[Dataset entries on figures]

────────────────

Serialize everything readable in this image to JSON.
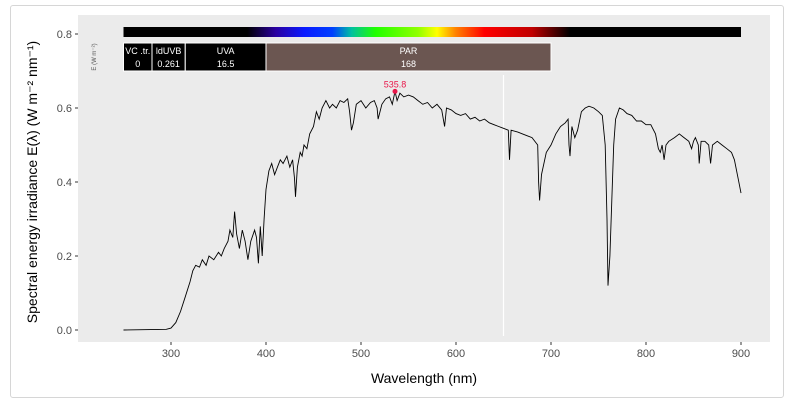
{
  "chart_data": {
    "type": "line",
    "xlabel": "Wavelength (nm)",
    "ylabel": "Spectral energy irradiance E(λ) (W m⁻² nm⁻¹)",
    "xlim": [
      250,
      900
    ],
    "ylim": [
      0,
      0.8
    ],
    "x_ticks": [
      300,
      400,
      500,
      600,
      700,
      800,
      900
    ],
    "y_ticks": [
      "0.0",
      "0.2",
      "0.4",
      "0.6",
      "0.8"
    ],
    "grid": false,
    "line_color": "#000000",
    "panel_color": "#ebebeb",
    "peak": {
      "x": 535.8,
      "y": 0.645,
      "label": "535.8",
      "color": "#e8174a"
    },
    "vertical_line_x": 650,
    "band_axis_label": "E (W m⁻²)",
    "bands": [
      {
        "name": "VC .tr.",
        "value": "0",
        "range": [
          250,
          280
        ],
        "color": "#000000"
      },
      {
        "name": "ldUVB",
        "value": "0.261",
        "range": [
          280,
          315
        ],
        "color": "#000000"
      },
      {
        "name": "UVA",
        "value": "16.5",
        "range": [
          315,
          400
        ],
        "color": "#000000"
      },
      {
        "name": "PAR",
        "value": "168",
        "range": [
          400,
          700
        ],
        "color": "#6b5651"
      }
    ],
    "spectrum_colors": [
      {
        "nm": 250,
        "color": "#000000"
      },
      {
        "nm": 380,
        "color": "#000000"
      },
      {
        "nm": 410,
        "color": "#2a00a0"
      },
      {
        "nm": 440,
        "color": "#0a1aff"
      },
      {
        "nm": 470,
        "color": "#0040ff"
      },
      {
        "nm": 490,
        "color": "#00c0a0"
      },
      {
        "nm": 515,
        "color": "#20ff00"
      },
      {
        "nm": 560,
        "color": "#90ff00"
      },
      {
        "nm": 580,
        "color": "#ffff00"
      },
      {
        "nm": 600,
        "color": "#ff8000"
      },
      {
        "nm": 630,
        "color": "#ff0000"
      },
      {
        "nm": 680,
        "color": "#c00000"
      },
      {
        "nm": 720,
        "color": "#000000"
      },
      {
        "nm": 900,
        "color": "#000000"
      }
    ],
    "x": [
      250,
      295,
      300,
      305,
      310,
      315,
      320,
      323,
      326,
      330,
      333,
      337,
      340,
      345,
      350,
      353,
      356,
      360,
      362,
      365,
      367,
      369,
      372,
      375,
      378,
      381,
      384,
      388,
      390,
      392,
      394,
      396,
      398,
      400,
      403,
      406,
      409,
      412,
      415,
      418,
      422,
      425,
      428,
      430,
      431,
      433,
      436,
      438,
      440,
      443,
      446,
      450,
      453,
      456,
      459,
      463,
      467,
      470,
      474,
      478,
      482,
      486,
      488,
      490,
      492,
      495,
      500,
      505,
      510,
      514,
      517,
      518,
      522,
      526,
      530,
      533,
      535.8,
      538,
      541,
      545,
      550,
      555,
      560,
      565,
      570,
      575,
      580,
      585,
      588,
      590,
      595,
      600,
      605,
      610,
      615,
      620,
      625,
      630,
      635,
      640,
      645,
      650,
      655,
      656.3,
      658,
      665,
      670,
      675,
      680,
      686,
      687,
      688,
      690,
      695,
      700,
      705,
      710,
      715,
      718,
      719,
      720,
      722,
      725,
      728,
      732,
      736,
      740,
      745,
      750,
      754,
      757,
      759,
      760,
      762,
      764,
      766,
      768,
      772,
      776,
      780,
      785,
      790,
      795,
      800,
      805,
      810,
      813,
      815,
      817,
      819,
      821,
      824,
      830,
      835,
      840,
      845,
      848,
      850,
      852,
      855,
      856,
      858,
      862,
      866,
      868,
      870,
      875,
      880,
      885,
      890,
      893,
      897,
      900
    ],
    "y": [
      0,
      0.002,
      0.005,
      0.02,
      0.05,
      0.09,
      0.13,
      0.16,
      0.175,
      0.17,
      0.19,
      0.175,
      0.2,
      0.19,
      0.21,
      0.2,
      0.22,
      0.24,
      0.27,
      0.25,
      0.32,
      0.26,
      0.22,
      0.27,
      0.24,
      0.19,
      0.24,
      0.27,
      0.25,
      0.18,
      0.28,
      0.2,
      0.3,
      0.38,
      0.43,
      0.45,
      0.42,
      0.44,
      0.46,
      0.45,
      0.47,
      0.44,
      0.46,
      0.41,
      0.36,
      0.44,
      0.48,
      0.47,
      0.5,
      0.49,
      0.53,
      0.55,
      0.59,
      0.57,
      0.6,
      0.62,
      0.6,
      0.61,
      0.6,
      0.62,
      0.615,
      0.625,
      0.59,
      0.54,
      0.56,
      0.61,
      0.62,
      0.6,
      0.615,
      0.62,
      0.6,
      0.57,
      0.61,
      0.625,
      0.63,
      0.61,
      0.645,
      0.62,
      0.64,
      0.63,
      0.635,
      0.63,
      0.62,
      0.61,
      0.615,
      0.6,
      0.61,
      0.595,
      0.55,
      0.6,
      0.595,
      0.585,
      0.58,
      0.585,
      0.57,
      0.575,
      0.565,
      0.57,
      0.56,
      0.555,
      0.55,
      0.545,
      0.54,
      0.46,
      0.54,
      0.535,
      0.53,
      0.525,
      0.52,
      0.5,
      0.4,
      0.35,
      0.42,
      0.48,
      0.5,
      0.53,
      0.55,
      0.56,
      0.57,
      0.5,
      0.47,
      0.55,
      0.52,
      0.54,
      0.59,
      0.6,
      0.605,
      0.6,
      0.59,
      0.58,
      0.5,
      0.3,
      0.12,
      0.2,
      0.35,
      0.5,
      0.57,
      0.6,
      0.595,
      0.585,
      0.58,
      0.565,
      0.565,
      0.555,
      0.555,
      0.53,
      0.49,
      0.48,
      0.5,
      0.46,
      0.5,
      0.51,
      0.52,
      0.53,
      0.52,
      0.51,
      0.49,
      0.51,
      0.52,
      0.5,
      0.45,
      0.51,
      0.51,
      0.5,
      0.45,
      0.5,
      0.51,
      0.5,
      0.49,
      0.48,
      0.46,
      0.41,
      0.37
    ]
  }
}
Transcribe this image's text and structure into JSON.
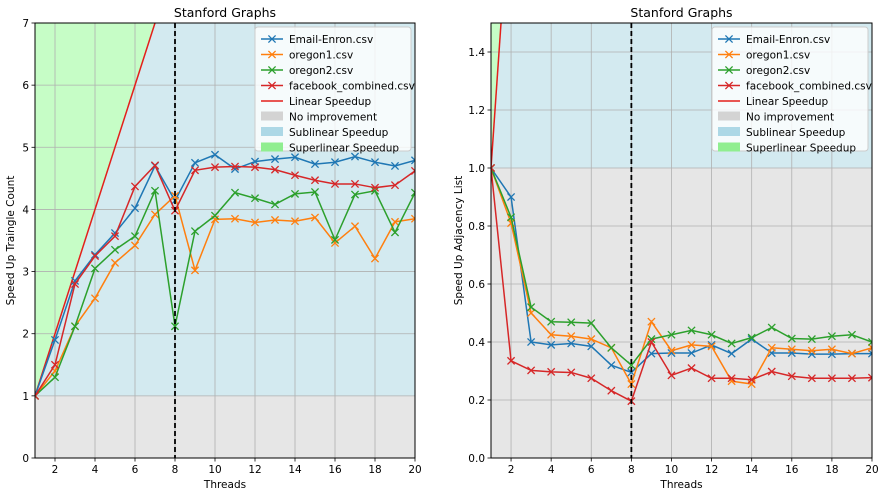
{
  "chart_data": [
    {
      "type": "line",
      "title": "Stanford Graphs",
      "xlabel": "Threads",
      "ylabel": "Speed Up Traingle Count",
      "xlim": [
        1,
        20
      ],
      "ylim": [
        0,
        7
      ],
      "xticks": [
        2,
        4,
        6,
        8,
        10,
        12,
        14,
        16,
        18,
        20
      ],
      "yticks": [
        0,
        1,
        2,
        3,
        4,
        5,
        6,
        7
      ],
      "grid": true,
      "legend_position": "top-right",
      "vline_x": 8,
      "regions": {
        "no_improvement": "No improvement",
        "sublinear": "Sublinear Speedup",
        "superlinear": "Superlinear Speedup",
        "linear": "Linear Speedup"
      },
      "x": [
        1,
        2,
        3,
        4,
        5,
        6,
        7,
        8,
        9,
        10,
        11,
        12,
        13,
        14,
        15,
        16,
        17,
        18,
        19,
        20
      ],
      "series": [
        {
          "name": "Email-Enron.csv",
          "color": "#1f77b4",
          "values": [
            1.0,
            1.9,
            2.85,
            3.27,
            3.62,
            4.02,
            4.7,
            4.14,
            4.75,
            4.88,
            4.65,
            4.77,
            4.81,
            4.84,
            4.73,
            4.76,
            4.85,
            4.76,
            4.7,
            4.79
          ]
        },
        {
          "name": "oregon1.csv",
          "color": "#ff7f0e",
          "values": [
            1.0,
            1.4,
            2.12,
            2.57,
            3.14,
            3.42,
            3.92,
            4.22,
            3.02,
            3.84,
            3.85,
            3.79,
            3.83,
            3.81,
            3.87,
            3.46,
            3.73,
            3.21,
            3.8,
            3.85
          ]
        },
        {
          "name": "oregon2.csv",
          "color": "#2ca02c",
          "values": [
            1.0,
            1.3,
            2.12,
            3.05,
            3.35,
            3.57,
            4.3,
            2.12,
            3.65,
            3.9,
            4.27,
            4.18,
            4.08,
            4.25,
            4.28,
            3.51,
            4.24,
            4.3,
            3.63,
            4.27
          ]
        },
        {
          "name": "facebook_combined.csv",
          "color": "#d62728",
          "values": [
            1.0,
            1.5,
            2.8,
            3.25,
            3.57,
            4.37,
            4.71,
            3.98,
            4.63,
            4.68,
            4.69,
            4.68,
            4.64,
            4.55,
            4.47,
            4.41,
            4.41,
            4.35,
            4.39,
            4.62
          ]
        }
      ]
    },
    {
      "type": "line",
      "title": "Stanford Graphs",
      "xlabel": "Threads",
      "ylabel": "Speed Up Adjacency List",
      "xlim": [
        1,
        20
      ],
      "ylim": [
        0.0,
        1.5
      ],
      "xticks": [
        2,
        4,
        6,
        8,
        10,
        12,
        14,
        16,
        18,
        20
      ],
      "yticks": [
        0.0,
        0.2,
        0.4,
        0.6,
        0.8,
        1.0,
        1.2,
        1.4
      ],
      "grid": true,
      "legend_position": "top-right",
      "vline_x": 8,
      "regions": {
        "no_improvement": "No improvement",
        "sublinear": "Sublinear Speedup",
        "superlinear": "Superlinear Speedup",
        "linear": "Linear Speedup"
      },
      "x": [
        1,
        2,
        3,
        4,
        5,
        6,
        7,
        8,
        9,
        10,
        11,
        12,
        13,
        14,
        15,
        16,
        17,
        18,
        19,
        20
      ],
      "series": [
        {
          "name": "Email-Enron.csv",
          "color": "#1f77b4",
          "values": [
            1.0,
            0.9,
            0.4,
            0.39,
            0.395,
            0.385,
            0.32,
            0.295,
            0.36,
            0.362,
            0.362,
            0.39,
            0.36,
            0.41,
            0.362,
            0.362,
            0.358,
            0.358,
            0.36,
            0.36
          ]
        },
        {
          "name": "oregon1.csv",
          "color": "#ff7f0e",
          "values": [
            1.0,
            0.81,
            0.5,
            0.425,
            0.42,
            0.41,
            0.38,
            0.255,
            0.47,
            0.37,
            0.39,
            0.385,
            0.265,
            0.255,
            0.38,
            0.375,
            0.37,
            0.375,
            0.36,
            0.38
          ]
        },
        {
          "name": "oregon2.csv",
          "color": "#2ca02c",
          "values": [
            1.0,
            0.83,
            0.52,
            0.47,
            0.468,
            0.465,
            0.38,
            0.32,
            0.41,
            0.425,
            0.44,
            0.425,
            0.395,
            0.415,
            0.45,
            0.412,
            0.41,
            0.42,
            0.425,
            0.4
          ]
        },
        {
          "name": "facebook_combined.csv",
          "color": "#d62728",
          "values": [
            1.0,
            0.335,
            0.302,
            0.297,
            0.295,
            0.275,
            0.232,
            0.196,
            0.4,
            0.285,
            0.31,
            0.275,
            0.275,
            0.27,
            0.298,
            0.282,
            0.275,
            0.275,
            0.275,
            0.277
          ]
        }
      ]
    }
  ]
}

────────────────

# SET EXERCISE
Count every line of the records that holds "this". State the number, nothing else.

# THE SOLUTION
2